* [STATED GOAL]
Look through the data below. Collect every line where the word "Disability" occurs.

:: DATA LISTING

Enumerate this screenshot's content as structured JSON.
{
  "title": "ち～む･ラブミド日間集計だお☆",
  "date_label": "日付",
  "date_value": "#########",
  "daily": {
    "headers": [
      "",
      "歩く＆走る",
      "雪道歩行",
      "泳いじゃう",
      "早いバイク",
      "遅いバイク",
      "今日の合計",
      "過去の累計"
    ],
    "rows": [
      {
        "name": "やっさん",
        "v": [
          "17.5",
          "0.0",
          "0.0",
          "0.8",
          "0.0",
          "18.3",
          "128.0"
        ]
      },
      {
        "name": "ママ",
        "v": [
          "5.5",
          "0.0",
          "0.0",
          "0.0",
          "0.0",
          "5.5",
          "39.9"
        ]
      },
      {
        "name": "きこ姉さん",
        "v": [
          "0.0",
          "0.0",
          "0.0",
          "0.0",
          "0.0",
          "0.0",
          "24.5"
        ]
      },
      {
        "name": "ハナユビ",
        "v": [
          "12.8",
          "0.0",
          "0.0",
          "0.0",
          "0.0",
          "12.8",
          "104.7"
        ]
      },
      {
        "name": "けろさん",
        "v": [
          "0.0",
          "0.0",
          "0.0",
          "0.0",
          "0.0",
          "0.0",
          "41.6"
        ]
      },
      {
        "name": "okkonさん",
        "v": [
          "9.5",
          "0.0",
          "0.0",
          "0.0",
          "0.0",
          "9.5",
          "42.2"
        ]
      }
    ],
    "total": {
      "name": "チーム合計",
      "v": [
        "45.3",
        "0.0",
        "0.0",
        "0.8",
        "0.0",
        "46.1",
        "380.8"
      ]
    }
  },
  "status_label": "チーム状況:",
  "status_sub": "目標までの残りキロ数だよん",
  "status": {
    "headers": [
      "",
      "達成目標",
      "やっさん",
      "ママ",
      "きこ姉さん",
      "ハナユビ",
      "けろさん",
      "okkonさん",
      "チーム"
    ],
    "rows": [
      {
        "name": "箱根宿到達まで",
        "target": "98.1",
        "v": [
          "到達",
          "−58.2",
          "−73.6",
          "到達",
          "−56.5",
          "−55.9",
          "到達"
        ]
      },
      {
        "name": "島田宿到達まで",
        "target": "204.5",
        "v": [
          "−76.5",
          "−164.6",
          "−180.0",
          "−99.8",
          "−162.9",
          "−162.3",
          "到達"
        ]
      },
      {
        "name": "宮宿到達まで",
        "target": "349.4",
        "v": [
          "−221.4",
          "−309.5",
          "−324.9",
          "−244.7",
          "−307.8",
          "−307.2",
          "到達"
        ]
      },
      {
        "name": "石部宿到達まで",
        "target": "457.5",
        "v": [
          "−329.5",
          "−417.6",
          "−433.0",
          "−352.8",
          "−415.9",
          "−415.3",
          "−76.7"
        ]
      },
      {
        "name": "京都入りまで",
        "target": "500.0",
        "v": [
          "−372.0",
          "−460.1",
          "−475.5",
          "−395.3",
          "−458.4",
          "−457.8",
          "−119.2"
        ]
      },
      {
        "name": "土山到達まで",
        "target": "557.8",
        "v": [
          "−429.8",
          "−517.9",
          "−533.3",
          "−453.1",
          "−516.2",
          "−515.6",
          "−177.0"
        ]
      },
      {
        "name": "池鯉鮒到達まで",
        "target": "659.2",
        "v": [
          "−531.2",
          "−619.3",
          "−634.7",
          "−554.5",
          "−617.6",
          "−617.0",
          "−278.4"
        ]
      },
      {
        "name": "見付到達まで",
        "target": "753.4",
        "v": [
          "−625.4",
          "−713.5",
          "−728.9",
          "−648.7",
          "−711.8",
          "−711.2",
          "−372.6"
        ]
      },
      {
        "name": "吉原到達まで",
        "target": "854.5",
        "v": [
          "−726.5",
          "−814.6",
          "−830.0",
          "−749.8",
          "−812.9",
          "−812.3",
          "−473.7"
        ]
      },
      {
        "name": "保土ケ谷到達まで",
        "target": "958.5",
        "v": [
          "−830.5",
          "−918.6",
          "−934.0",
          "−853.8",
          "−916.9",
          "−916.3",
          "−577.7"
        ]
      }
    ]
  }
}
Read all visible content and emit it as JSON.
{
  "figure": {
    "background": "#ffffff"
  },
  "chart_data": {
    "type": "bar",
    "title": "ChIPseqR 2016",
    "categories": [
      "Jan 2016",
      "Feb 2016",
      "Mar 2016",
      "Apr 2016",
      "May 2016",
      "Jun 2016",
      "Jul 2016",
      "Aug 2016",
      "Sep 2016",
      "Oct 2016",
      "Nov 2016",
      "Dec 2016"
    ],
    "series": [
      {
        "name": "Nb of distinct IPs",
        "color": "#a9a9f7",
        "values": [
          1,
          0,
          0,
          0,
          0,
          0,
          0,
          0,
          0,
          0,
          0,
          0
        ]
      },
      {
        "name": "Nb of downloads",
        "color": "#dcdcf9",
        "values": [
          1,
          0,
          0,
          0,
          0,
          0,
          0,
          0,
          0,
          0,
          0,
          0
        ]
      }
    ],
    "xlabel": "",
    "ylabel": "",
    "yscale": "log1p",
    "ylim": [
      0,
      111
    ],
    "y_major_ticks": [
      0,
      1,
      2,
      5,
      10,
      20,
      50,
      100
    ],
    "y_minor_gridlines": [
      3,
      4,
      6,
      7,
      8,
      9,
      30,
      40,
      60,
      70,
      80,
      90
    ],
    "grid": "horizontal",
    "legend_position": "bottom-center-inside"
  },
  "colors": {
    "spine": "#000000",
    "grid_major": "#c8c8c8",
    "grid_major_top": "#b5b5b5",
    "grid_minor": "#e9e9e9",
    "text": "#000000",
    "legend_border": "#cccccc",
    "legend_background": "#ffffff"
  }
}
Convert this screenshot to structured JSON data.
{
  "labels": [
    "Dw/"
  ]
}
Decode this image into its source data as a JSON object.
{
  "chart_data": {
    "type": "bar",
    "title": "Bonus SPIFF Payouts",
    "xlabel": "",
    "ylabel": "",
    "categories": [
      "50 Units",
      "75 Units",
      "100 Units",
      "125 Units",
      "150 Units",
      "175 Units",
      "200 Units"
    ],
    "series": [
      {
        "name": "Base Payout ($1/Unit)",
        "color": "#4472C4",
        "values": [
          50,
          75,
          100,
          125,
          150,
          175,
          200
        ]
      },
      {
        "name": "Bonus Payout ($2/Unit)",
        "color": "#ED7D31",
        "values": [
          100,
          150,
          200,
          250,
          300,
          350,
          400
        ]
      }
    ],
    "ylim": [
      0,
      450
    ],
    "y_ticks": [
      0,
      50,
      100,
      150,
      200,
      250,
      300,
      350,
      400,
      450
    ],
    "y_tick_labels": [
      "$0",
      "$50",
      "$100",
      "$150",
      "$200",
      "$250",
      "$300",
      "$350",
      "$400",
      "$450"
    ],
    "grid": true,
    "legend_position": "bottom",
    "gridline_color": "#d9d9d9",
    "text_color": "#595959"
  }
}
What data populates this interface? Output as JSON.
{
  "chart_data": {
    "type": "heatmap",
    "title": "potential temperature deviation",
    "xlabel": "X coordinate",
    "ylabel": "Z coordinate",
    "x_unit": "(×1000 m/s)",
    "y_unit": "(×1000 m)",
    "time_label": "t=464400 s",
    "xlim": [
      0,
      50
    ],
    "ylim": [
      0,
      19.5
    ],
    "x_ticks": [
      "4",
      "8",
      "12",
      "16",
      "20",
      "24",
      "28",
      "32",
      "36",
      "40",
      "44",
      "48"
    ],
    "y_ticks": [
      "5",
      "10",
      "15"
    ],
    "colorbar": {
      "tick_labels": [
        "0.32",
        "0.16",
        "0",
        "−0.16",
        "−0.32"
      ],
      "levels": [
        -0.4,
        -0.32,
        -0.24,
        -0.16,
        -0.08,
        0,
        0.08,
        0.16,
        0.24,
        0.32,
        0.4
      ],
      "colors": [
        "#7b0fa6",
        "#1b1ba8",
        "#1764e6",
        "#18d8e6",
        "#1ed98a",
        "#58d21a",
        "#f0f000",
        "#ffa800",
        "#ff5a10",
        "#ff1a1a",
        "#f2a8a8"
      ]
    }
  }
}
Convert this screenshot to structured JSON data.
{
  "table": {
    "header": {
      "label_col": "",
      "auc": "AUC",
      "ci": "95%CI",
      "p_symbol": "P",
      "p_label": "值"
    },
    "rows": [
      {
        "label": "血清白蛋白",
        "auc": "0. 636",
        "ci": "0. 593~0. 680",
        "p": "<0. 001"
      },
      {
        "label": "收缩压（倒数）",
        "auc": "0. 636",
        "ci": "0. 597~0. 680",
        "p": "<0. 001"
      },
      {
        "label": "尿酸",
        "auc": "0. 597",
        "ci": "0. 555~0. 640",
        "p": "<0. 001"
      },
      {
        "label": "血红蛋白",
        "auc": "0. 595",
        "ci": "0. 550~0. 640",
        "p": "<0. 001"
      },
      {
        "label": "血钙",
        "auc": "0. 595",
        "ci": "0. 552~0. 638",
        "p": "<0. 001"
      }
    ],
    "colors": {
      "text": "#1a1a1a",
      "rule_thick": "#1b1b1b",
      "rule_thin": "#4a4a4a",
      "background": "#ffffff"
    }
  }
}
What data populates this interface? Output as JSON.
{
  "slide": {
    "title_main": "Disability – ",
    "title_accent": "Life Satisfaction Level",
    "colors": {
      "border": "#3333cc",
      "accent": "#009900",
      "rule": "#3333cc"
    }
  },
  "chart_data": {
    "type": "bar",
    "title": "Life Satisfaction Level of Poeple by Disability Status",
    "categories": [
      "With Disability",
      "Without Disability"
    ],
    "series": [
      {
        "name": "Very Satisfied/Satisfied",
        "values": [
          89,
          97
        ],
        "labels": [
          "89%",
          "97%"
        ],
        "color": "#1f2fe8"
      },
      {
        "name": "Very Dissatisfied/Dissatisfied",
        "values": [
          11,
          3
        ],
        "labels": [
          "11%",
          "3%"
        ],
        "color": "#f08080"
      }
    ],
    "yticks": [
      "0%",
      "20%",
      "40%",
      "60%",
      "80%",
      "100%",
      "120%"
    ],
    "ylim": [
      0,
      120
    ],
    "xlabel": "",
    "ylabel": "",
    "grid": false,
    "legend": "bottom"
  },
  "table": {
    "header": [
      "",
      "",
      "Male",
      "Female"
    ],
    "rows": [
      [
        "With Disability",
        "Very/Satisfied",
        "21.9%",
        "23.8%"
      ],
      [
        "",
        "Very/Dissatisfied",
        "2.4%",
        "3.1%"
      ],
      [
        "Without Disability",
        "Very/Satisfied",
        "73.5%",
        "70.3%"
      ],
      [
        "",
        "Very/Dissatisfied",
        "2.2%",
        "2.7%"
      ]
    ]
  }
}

::::

* [ANSWER TO THIS EXERCISE]
    "title_main": "Disability – ",
    "title": "Life Satisfaction Level of Poeple by Disability Status",
      "With Disability",
      "Without Disability"
        "With Disability",
        "Without Disability",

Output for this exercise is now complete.